─── Stored records ───

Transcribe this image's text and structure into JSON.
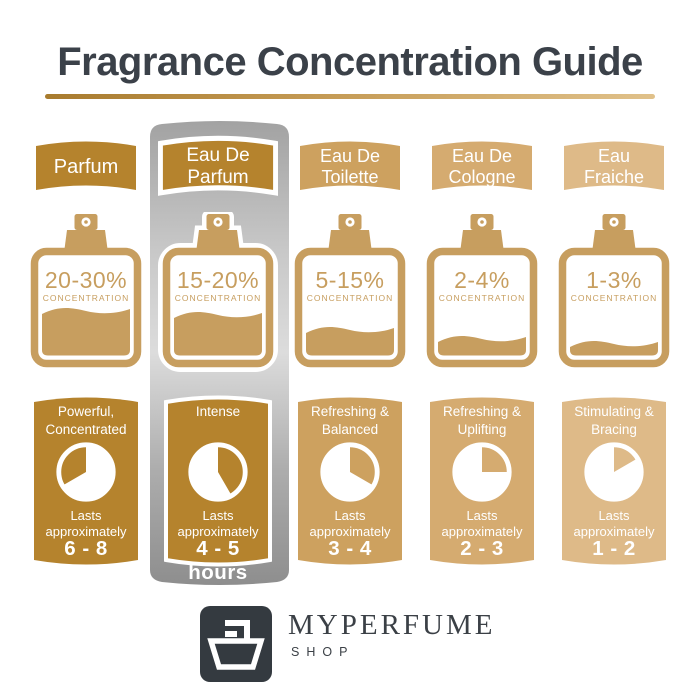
{
  "title": "Fragrance Concentration Guide",
  "labels": {
    "concentration": "CONCENTRATION",
    "lasts": "Lasts",
    "approximately": "approximately"
  },
  "brand": {
    "name": "MYPERFUME",
    "sub": "SHOP"
  },
  "colors": {
    "title_text": "#3b4149",
    "rule_gradient_left": "#a87b2e",
    "rule_gradient_right": "#e0c18a",
    "bottle_tan": "#c79e5f",
    "gold_dark": "#b5832d",
    "gold_mid": "#cda15f",
    "gold_light": "#d5ab70",
    "gold_lightest": "#deba88",
    "panel_gray_top": "#a2a2a2",
    "panel_gray_mid": "#dcdcdc",
    "panel_gray_bottom": "#8e8e8e",
    "logo_bg": "#343a40",
    "text_on_gold": "#ffffff"
  },
  "columns": [
    {
      "name": "Parfum",
      "name_lines": [
        "Parfum"
      ],
      "accent": "#b5832d",
      "highlighted": false,
      "concentration": "20-30%",
      "fill_level": 0.45,
      "character_lines": [
        "Powerful,",
        "Concentrated"
      ],
      "duration": "6 - 8 hours",
      "clock": {
        "white_start_deg": 0,
        "white_sweep_deg": 240
      }
    },
    {
      "name": "Eau De Parfum",
      "name_lines": [
        "Eau De",
        "Parfum"
      ],
      "accent": "#b5832d",
      "highlighted": true,
      "concentration": "15-20%",
      "fill_level": 0.41,
      "character_lines": [
        "Intense"
      ],
      "duration": "4 - 5 hours",
      "clock": {
        "white_start_deg": 150,
        "white_sweep_deg": 210
      }
    },
    {
      "name": "Eau De Toilette",
      "name_lines": [
        "Eau De",
        "Toilette"
      ],
      "accent": "#cda15f",
      "highlighted": false,
      "concentration": "5-15%",
      "fill_level": 0.26,
      "character_lines": [
        "Refreshing &",
        "Balanced"
      ],
      "duration": "3 - 4 hours",
      "clock": {
        "white_start_deg": 120,
        "white_sweep_deg": 240
      }
    },
    {
      "name": "Eau De Cologne",
      "name_lines": [
        "Eau De",
        "Cologne"
      ],
      "accent": "#d5ab70",
      "highlighted": false,
      "concentration": "2-4%",
      "fill_level": 0.17,
      "character_lines": [
        "Refreshing &",
        "Uplifting"
      ],
      "duration": "2 - 3 hours",
      "clock": {
        "white_start_deg": 90,
        "white_sweep_deg": 270
      }
    },
    {
      "name": "Eau Fraiche",
      "name_lines": [
        "Eau",
        "Fraiche"
      ],
      "accent": "#deba88",
      "highlighted": false,
      "concentration": "1-3%",
      "fill_level": 0.12,
      "character_lines": [
        "Stimulating &",
        "Bracing"
      ],
      "duration": "1 - 2 hours",
      "clock": {
        "white_start_deg": 60,
        "white_sweep_deg": 300
      }
    }
  ]
}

───

**Required task**
All the records need to be repeated exactly, with the images dropped.

**Exercise output**
Transcribe this image's text and structure into JSON.
{
  "title": "Fragrance Concentration Guide",
  "labels": {
    "concentration": "CONCENTRATION",
    "lasts": "Lasts",
    "approximately": "approximately"
  },
  "brand": {
    "name": "MYPERFUME",
    "sub": "SHOP"
  },
  "colors": {
    "title_text": "#3b4149",
    "rule_gradient_left": "#a87b2e",
    "rule_gradient_right": "#e0c18a",
    "bottle_tan": "#c79e5f",
    "gold_dark": "#b5832d",
    "gold_mid": "#cda15f",
    "gold_light": "#d5ab70",
    "gold_lightest": "#deba88",
    "panel_gray_top": "#a2a2a2",
    "panel_gray_mid": "#dcdcdc",
    "panel_gray_bottom": "#8e8e8e",
    "logo_bg": "#343a40",
    "text_on_gold": "#ffffff"
  },
  "columns": [
    {
      "name": "Parfum",
      "name_lines": [
        "Parfum"
      ],
      "accent": "#b5832d",
      "highlighted": false,
      "concentration": "20-30%",
      "fill_level": 0.45,
      "character_lines": [
        "Powerful,",
        "Concentrated"
      ],
      "duration": "6 - 8 hours",
      "clock": {
        "white_start_deg": 0,
        "white_sweep_deg": 240
      }
    },
    {
      "name": "Eau De Parfum",
      "name_lines": [
        "Eau De",
        "Parfum"
      ],
      "accent": "#b5832d",
      "highlighted": true,
      "concentration": "15-20%",
      "fill_level": 0.41,
      "character_lines": [
        "Intense"
      ],
      "duration": "4 - 5 hours",
      "clock": {
        "white_start_deg": 150,
        "white_sweep_deg": 210
      }
    },
    {
      "name": "Eau De Toilette",
      "name_lines": [
        "Eau De",
        "Toilette"
      ],
      "accent": "#cda15f",
      "highlighted": false,
      "concentration": "5-15%",
      "fill_level": 0.26,
      "character_lines": [
        "Refreshing &",
        "Balanced"
      ],
      "duration": "3 - 4 hours",
      "clock": {
        "white_start_deg": 120,
        "white_sweep_deg": 240
      }
    },
    {
      "name": "Eau De Cologne",
      "name_lines": [
        "Eau De",
        "Cologne"
      ],
      "accent": "#d5ab70",
      "highlighted": false,
      "concentration": "2-4%",
      "fill_level": 0.17,
      "character_lines": [
        "Refreshing &",
        "Uplifting"
      ],
      "duration": "2 - 3 hours",
      "clock": {
        "white_start_deg": 90,
        "white_sweep_deg": 270
      }
    },
    {
      "name": "Eau Fraiche",
      "name_lines": [
        "Eau",
        "Fraiche"
      ],
      "accent": "#deba88",
      "highlighted": false,
      "concentration": "1-3%",
      "fill_level": 0.12,
      "character_lines": [
        "Stimulating &",
        "Bracing"
      ],
      "duration": "1 - 2 hours",
      "clock": {
        "white_start_deg": 60,
        "white_sweep_deg": 300
      }
    }
  ]
}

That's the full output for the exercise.